╭──

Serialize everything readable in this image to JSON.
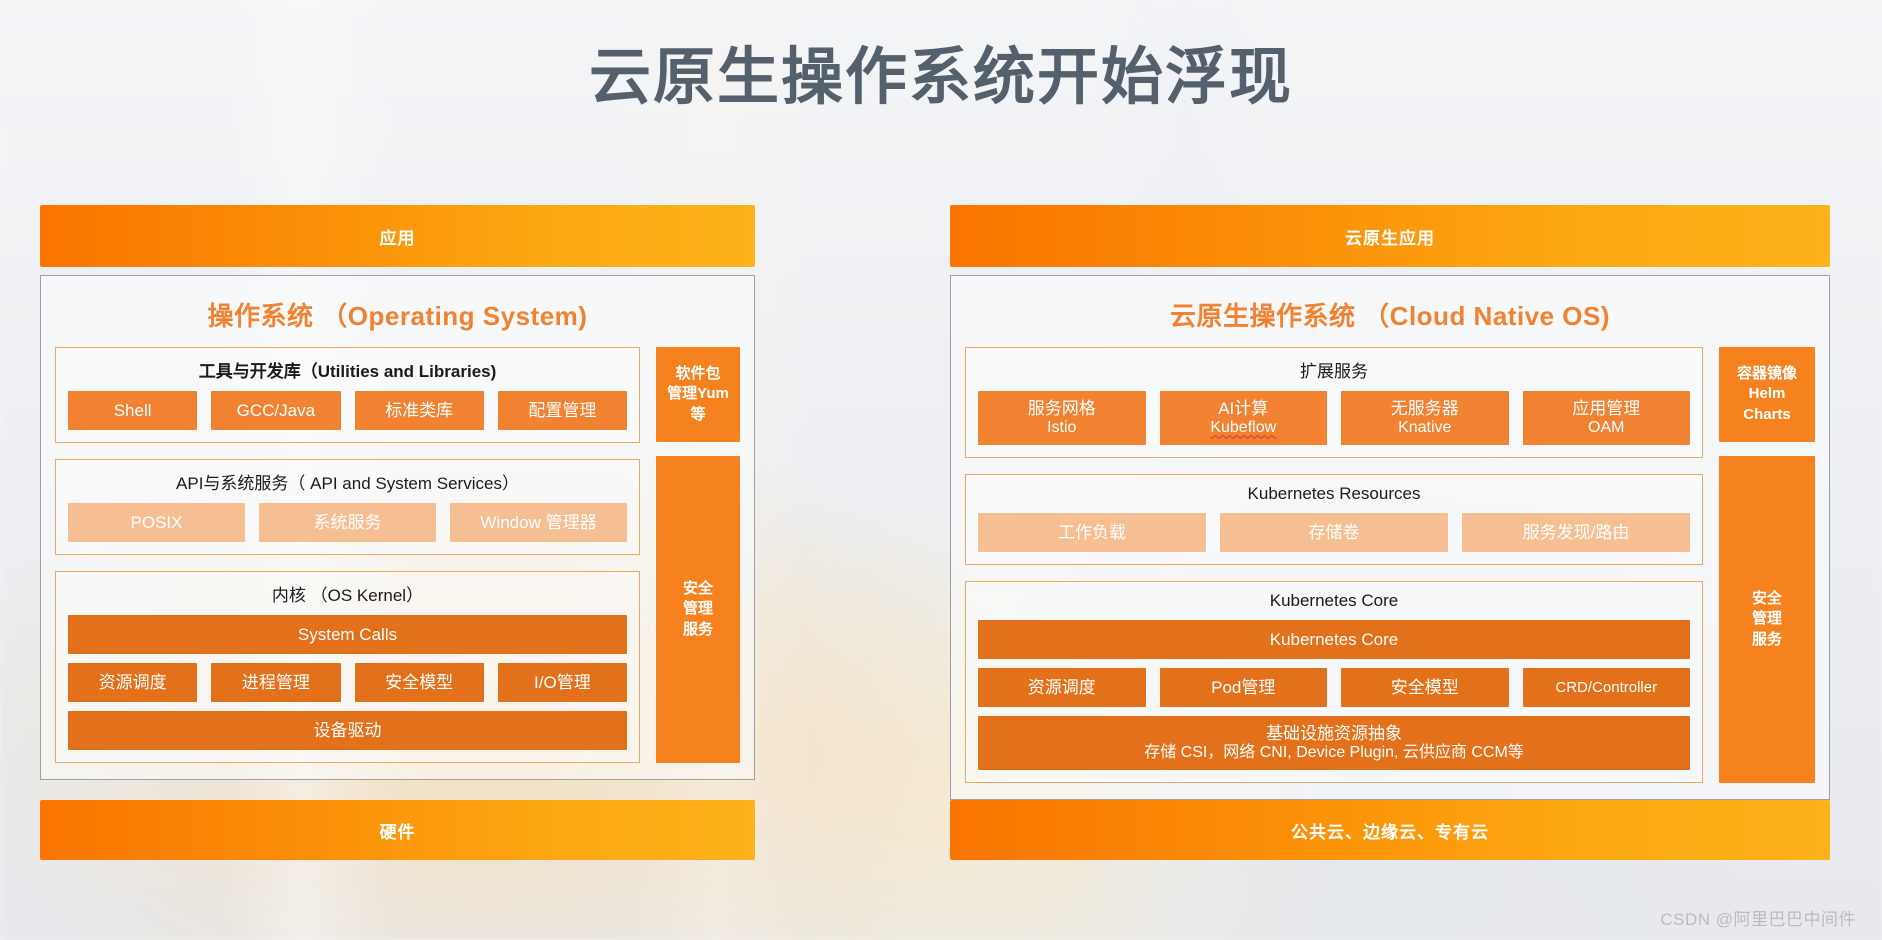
{
  "slide": {
    "title": "云原生操作系统开始浮现",
    "watermark": "CSDN @阿里巴巴中间件"
  },
  "colors": {
    "accent_orange": "#f5811f",
    "chip_orange": "#f08232",
    "chip_dark_orange": "#e3701b",
    "chip_light_orange": "#f6bf93",
    "title_gray": "#54616c",
    "panel_border": "#9aa0a6",
    "group_border": "#e8a86a"
  },
  "left_panel": {
    "top_bar": "应用",
    "os_title": "操作系统 （Operating System)",
    "groups": [
      {
        "title": "工具与开发库（Utilities and Libraries)",
        "title_bold": true,
        "rows": [
          {
            "style": "solid",
            "items": [
              "Shell",
              "GCC/Java",
              "标准类库",
              "配置管理"
            ]
          }
        ]
      },
      {
        "title": "API与系统服务（ API and  System Services）",
        "title_bold": false,
        "rows": [
          {
            "style": "light",
            "items": [
              "POSIX",
              "系统服务",
              "Window 管理器"
            ]
          }
        ]
      },
      {
        "title": "内核 （OS Kernel）",
        "title_bold": false,
        "rows": [
          {
            "style": "dark",
            "items": [
              "System Calls"
            ]
          },
          {
            "style": "dark",
            "items": [
              "资源调度",
              "进程管理",
              "安全模型",
              "I/O管理"
            ]
          },
          {
            "style": "dark",
            "items": [
              "设备驱动"
            ]
          }
        ]
      }
    ],
    "side": {
      "package": [
        "软件包",
        "管理Yum",
        "等"
      ],
      "security": [
        "安全",
        "管理",
        "服务"
      ]
    },
    "bottom_bar": "硬件"
  },
  "right_panel": {
    "top_bar": "云原生应用",
    "os_title": "云原生操作系统 （Cloud Native OS)",
    "groups": [
      {
        "title": "扩展服务",
        "title_bold": false,
        "rows": [
          {
            "style": "solid",
            "two_line": true,
            "items": [
              {
                "line1": "服务网格",
                "line2": "Istio",
                "squiggle": false
              },
              {
                "line1": "AI计算",
                "line2": "Kubeflow",
                "squiggle": true
              },
              {
                "line1": "无服务器",
                "line2": "Knative",
                "squiggle": false
              },
              {
                "line1": "应用管理",
                "line2": "OAM",
                "squiggle": false
              }
            ]
          }
        ]
      },
      {
        "title": "Kubernetes Resources",
        "title_bold": false,
        "rows": [
          {
            "style": "light",
            "items": [
              "工作负载",
              "存储卷",
              "服务发现/路由"
            ]
          }
        ]
      },
      {
        "title": "Kubernetes Core",
        "title_bold": false,
        "rows": [
          {
            "style": "dark",
            "items": [
              "Kubernetes Core"
            ]
          },
          {
            "style": "dark",
            "items": [
              "资源调度",
              "Pod管理",
              "安全模型",
              "CRD/Controller"
            ]
          }
        ],
        "infra": {
          "line1": "基础设施资源抽象",
          "line2": "存储 CSI，网络 CNI, Device Plugin, 云供应商 CCM等"
        }
      }
    ],
    "side": {
      "package": [
        "容器镜像",
        "Helm",
        "Charts"
      ],
      "security": [
        "安全",
        "管理",
        "服务"
      ]
    },
    "bottom_bar": "公共云、边缘云、专有云"
  }
}
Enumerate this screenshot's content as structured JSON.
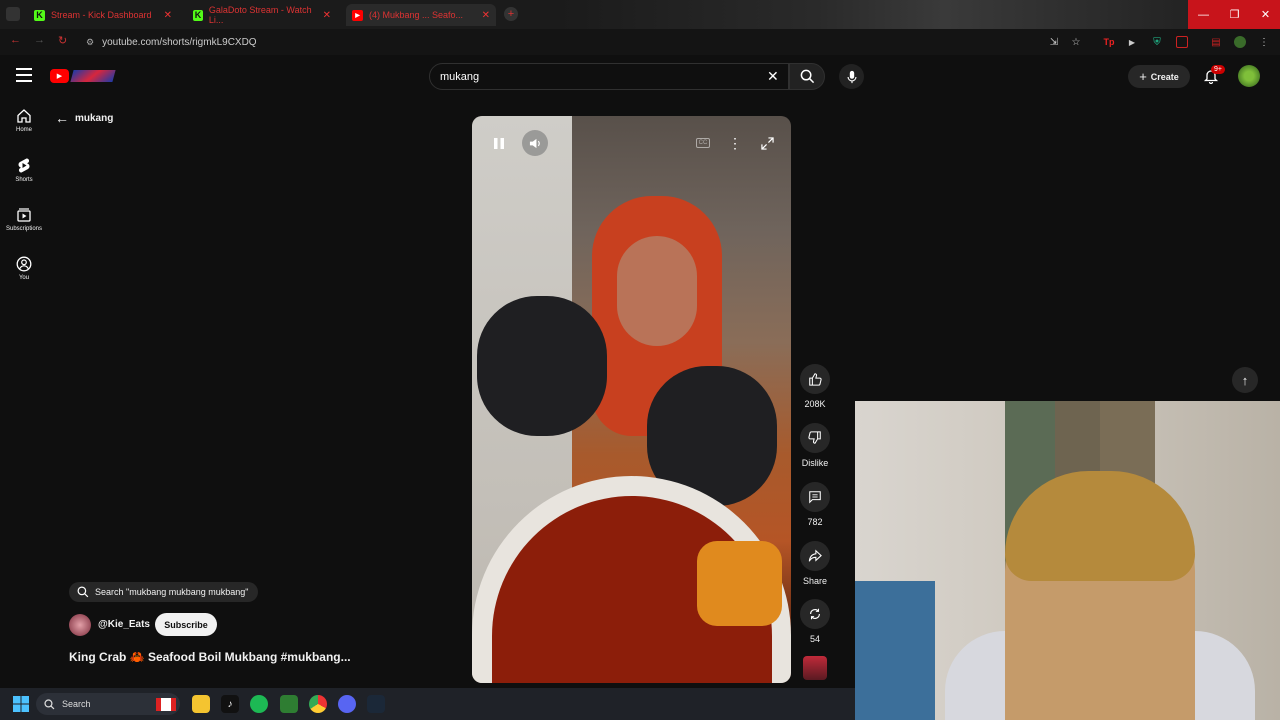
{
  "browser": {
    "tabs": [
      {
        "title": "Stream - Kick Dashboard",
        "favicon": "kick-icon"
      },
      {
        "title": "GalaDoto Stream - Watch Li...",
        "favicon": "kick-icon"
      },
      {
        "title": "(4) Mukbang ... Seafo...",
        "favicon": "youtube-icon"
      }
    ],
    "url": "youtube.com/shorts/rigmkL9CXDQ",
    "window_controls": [
      "—",
      "❐",
      "✕"
    ]
  },
  "youtube": {
    "search_value": "mukang",
    "create_label": "Create",
    "notif_badge": "9+",
    "back_label": "mukang",
    "sidebar": [
      {
        "label": "Home",
        "icon": "home-icon"
      },
      {
        "label": "Shorts",
        "icon": "shorts-icon"
      },
      {
        "label": "Subscriptions",
        "icon": "subscriptions-icon"
      },
      {
        "label": "You",
        "icon": "user-icon"
      }
    ],
    "short": {
      "search_chip": "Search \"mukbang mukbang mukbang\"",
      "channel": "@Kie_Eats",
      "subscribe_label": "Subscribe",
      "title": "King Crab 🦀 Seafood Boil Mukbang #mukbang...",
      "actions": [
        {
          "label": "208K",
          "icon": "thumbs-up-icon"
        },
        {
          "label": "Dislike",
          "icon": "thumbs-down-icon"
        },
        {
          "label": "782",
          "icon": "comment-icon"
        },
        {
          "label": "Share",
          "icon": "share-icon"
        },
        {
          "label": "54",
          "icon": "remix-icon"
        }
      ]
    }
  },
  "taskbar": {
    "search_placeholder": "Search"
  },
  "colors": {
    "accent": "#ff0000",
    "bg": "#0f0f0f",
    "taskbar": "#1f2228"
  }
}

╰──

- [REQUIREMENT]
From the entries above, pull out each line that includes "Kubernetes".

- [TASK RESULT]
        "title": "Kubernetes Resources",
        "title": "Kubernetes Core",
              "Kubernetes Core"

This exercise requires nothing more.